## What to produce
State the number of lines below in which the word "Fiction" appears. Nothing else belongs in the answer.

## Provided data

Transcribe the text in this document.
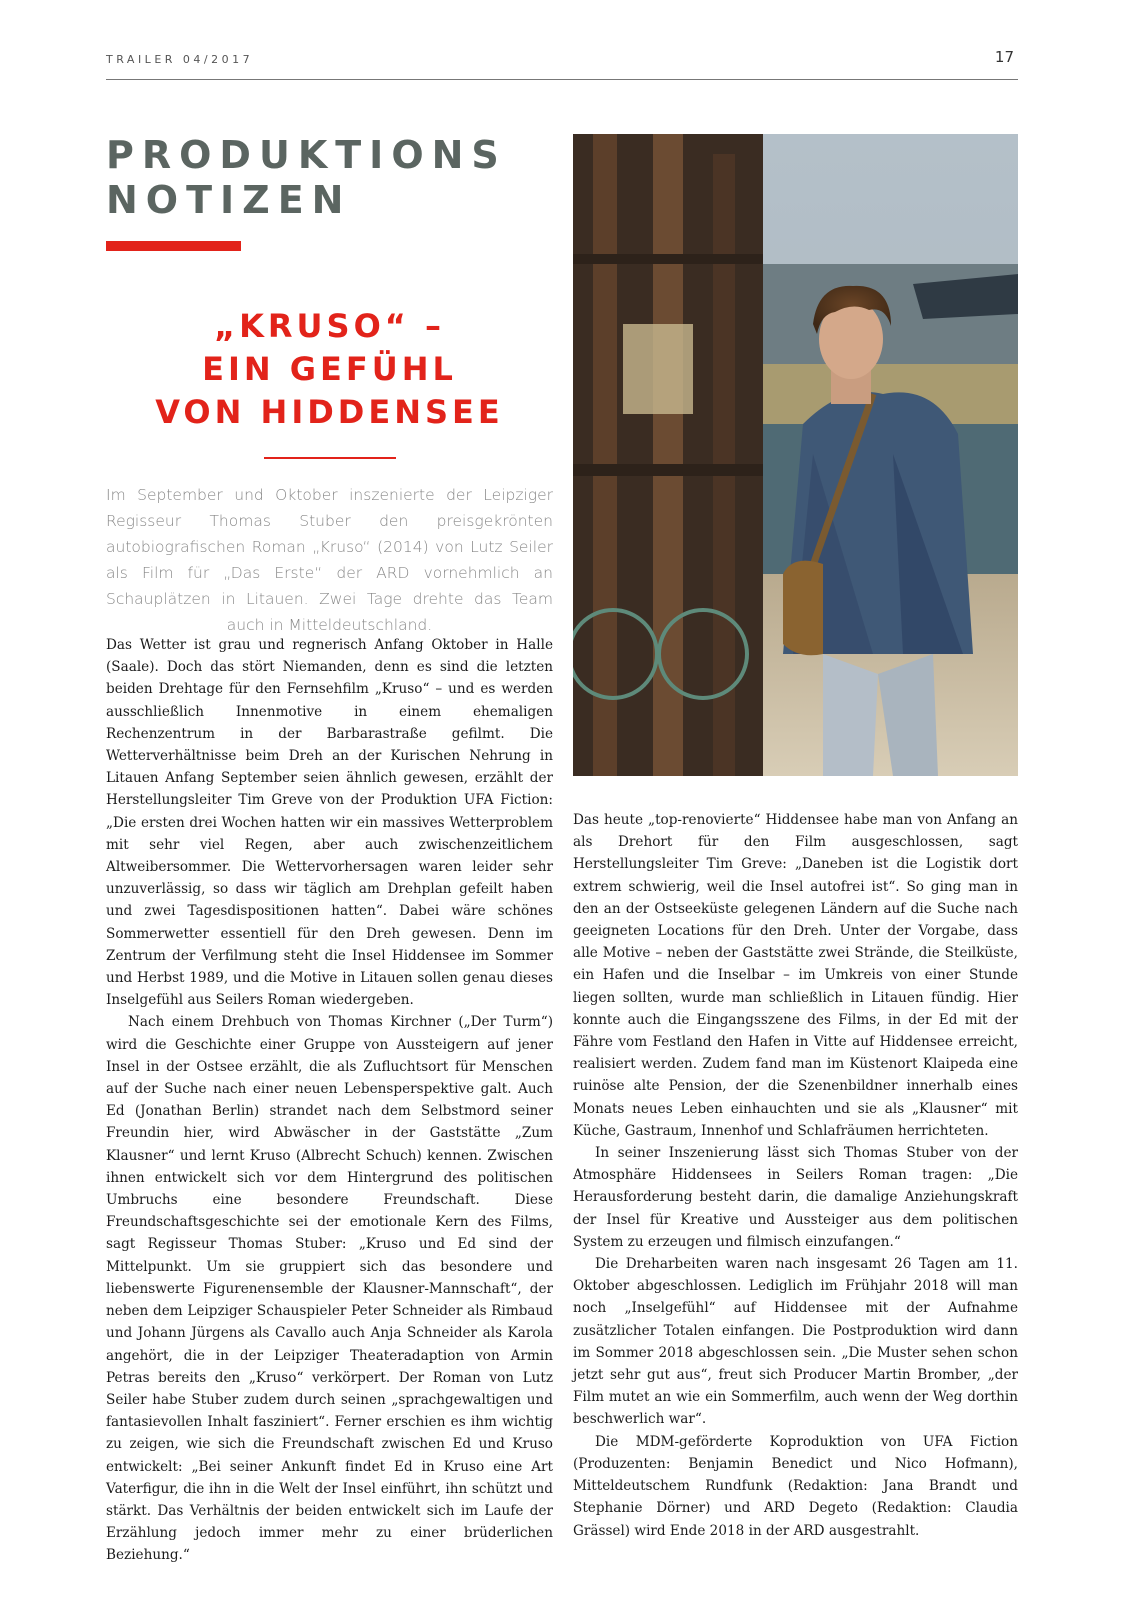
TRAILER 04/2017	17
PRODUKTIONS
NOTIZEN
„KRUSO“ –
EIN GEFÜHL
VON HIDDENSEE
Im September und Oktober inszenierte der Leipziger Regisseur Thomas Stuber den preisgekrönten autobiografischen Roman „Kruso“ (2014) von Lutz Seiler als Film für „Das Erste“ der ARD vornehmlich an Schauplätzen in Litauen. Zwei Tage drehte das Team auch in Mitteldeutschland.

Das Wetter ist grau und regnerisch Anfang Oktober in Halle (Saale). Doch das stört Niemanden, denn es sind die letzten beiden Drehtage für den Fernsehfilm „Kruso“ – und es werden ausschließlich Innenmotive in einem ehemaligen Rechenzentrum in der Barbarastraße gefilmt. Die Wetterverhältnisse beim Dreh an der Kurischen Nehrung in Litauen Anfang September seien ähnlich gewesen, erzählt der Herstellungsleiter Tim Greve von der Produktion UFA Fiction: „Die ersten drei Wochen hatten wir ein massives Wetterproblem mit sehr viel Regen, aber auch zwischenzeitlichem Altweibersommer. Die Wettervorhersagen waren leider sehr unzuverlässig, so dass wir täglich am Drehplan gefeilt haben und zwei Tagesdispositionen hatten“. Dabei wäre schönes Sommerwetter essentiell für den Dreh gewesen. Denn im Zentrum der Verfilmung steht die Insel Hiddensee im Sommer und Herbst 1989, und die Motive in Litauen sollen genau dieses Inselgefühl aus Seilers Roman wiedergeben.

Nach einem Drehbuch von Thomas Kirchner („Der Turm“) wird die Geschichte einer Gruppe von Aussteigern auf jener Insel in der Ostsee erzählt, die als Zufluchtsort für Menschen auf der Suche nach einer neuen Lebensperspektive galt. Auch Ed (Jonathan Berlin) strandet nach dem Selbstmord seiner Freundin hier, wird Abwäscher in der Gaststätte „Zum Klausner“ und lernt Kruso (Albrecht Schuch) kennen. Zwischen ihnen entwickelt sich vor dem Hintergrund des politischen Umbruchs eine besondere Freundschaft. Diese Freundschaftsgeschichte sei der emotionale Kern des Films, sagt Regisseur Thomas Stuber: „Kruso und Ed sind der Mittelpunkt. Um sie gruppiert sich das besondere und liebenswerte Figurenensemble der Klausner-Mannschaft“, der neben dem Leipziger Schauspieler Peter Schneider als Rimbaud und Johann Jürgens als Cavallo auch Anja Schneider als Karola angehört, die in der Leipziger Theateradaption von Armin Petras bereits den „Kruso“ verkörpert. Der Roman von Lutz Seiler habe Stuber zudem durch seinen „sprachgewaltigen und fantasievollen Inhalt fasziniert“. Ferner erschien es ihm wichtig zu zeigen, wie sich die Freundschaft zwischen Ed und Kruso entwickelt: „Bei seiner Ankunft findet Ed in Kruso eine Art Vaterfigur, die ihn in die Welt der Insel einführt, ihn schützt und stärkt. Das Verhältnis der beiden entwickelt sich im Laufe der Erzählung jedoch immer mehr zu einer brüderlichen Beziehung.“

Das heute „top-renovierte“ Hiddensee habe man von Anfang an als Drehort für den Film ausgeschlossen, sagt Herstellungsleiter Tim Greve: „Daneben ist die Logistik dort extrem schwierig, weil die Insel autofrei ist“. So ging man in den an der Ostseeküste gelegenen Ländern auf die Suche nach geeigneten Locations für den Dreh. Unter der Vorgabe, dass alle Motive – neben der Gaststätte zwei Strände, die Steilküste, ein Hafen und die Inselbar – im Umkreis von einer Stunde liegen sollten, wurde man schließlich in Litauen fündig. Hier konnte auch die Eingangsszene des Films, in der Ed mit der Fähre vom Festland den Hafen in Vitte auf Hiddensee erreicht, realisiert werden. Zudem fand man im Küstenort Klaipeda eine ruinöse alte Pension, der die Szenenbildner innerhalb eines Monats neues Leben einhauchten und sie als „Klausner“ mit Küche, Gastraum, Innenhof und Schlafräumen herrichteten.

In seiner Inszenierung lässt sich Thomas Stuber von der Atmosphäre Hiddensees in Seilers Roman tragen: „Die Herausforderung besteht darin, die damalige Anziehungskraft der Insel für Kreative und Aussteiger aus dem politischen System zu erzeugen und filmisch einzufangen.“

Die Dreharbeiten waren nach insgesamt 26 Tagen am 11. Oktober abgeschlossen. Lediglich im Frühjahr 2018 will man noch „Inselgefühl“ auf Hiddensee mit der Aufnahme zusätzlicher Totalen einfangen. Die Postproduktion wird dann im Sommer 2018 abgeschlossen sein. „Die Muster sehen schon jetzt sehr gut aus“, freut sich Producer Martin Bromber, „der Film mutet an wie ein Sommerfilm, auch wenn der Weg dorthin beschwerlich war“.

Die MDM-geförderte Koproduktion von UFA Fiction (Produzenten: Benjamin Benedict und Nico Hofmann), Mitteldeutschem Rundfunk (Redaktion: Jana Brandt und Stephanie Dörner) und ARD Degeto (Redaktion: Claudia Grässel) wird Ende 2018 in der ARD ausgestrahlt.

## Answer to this problem
2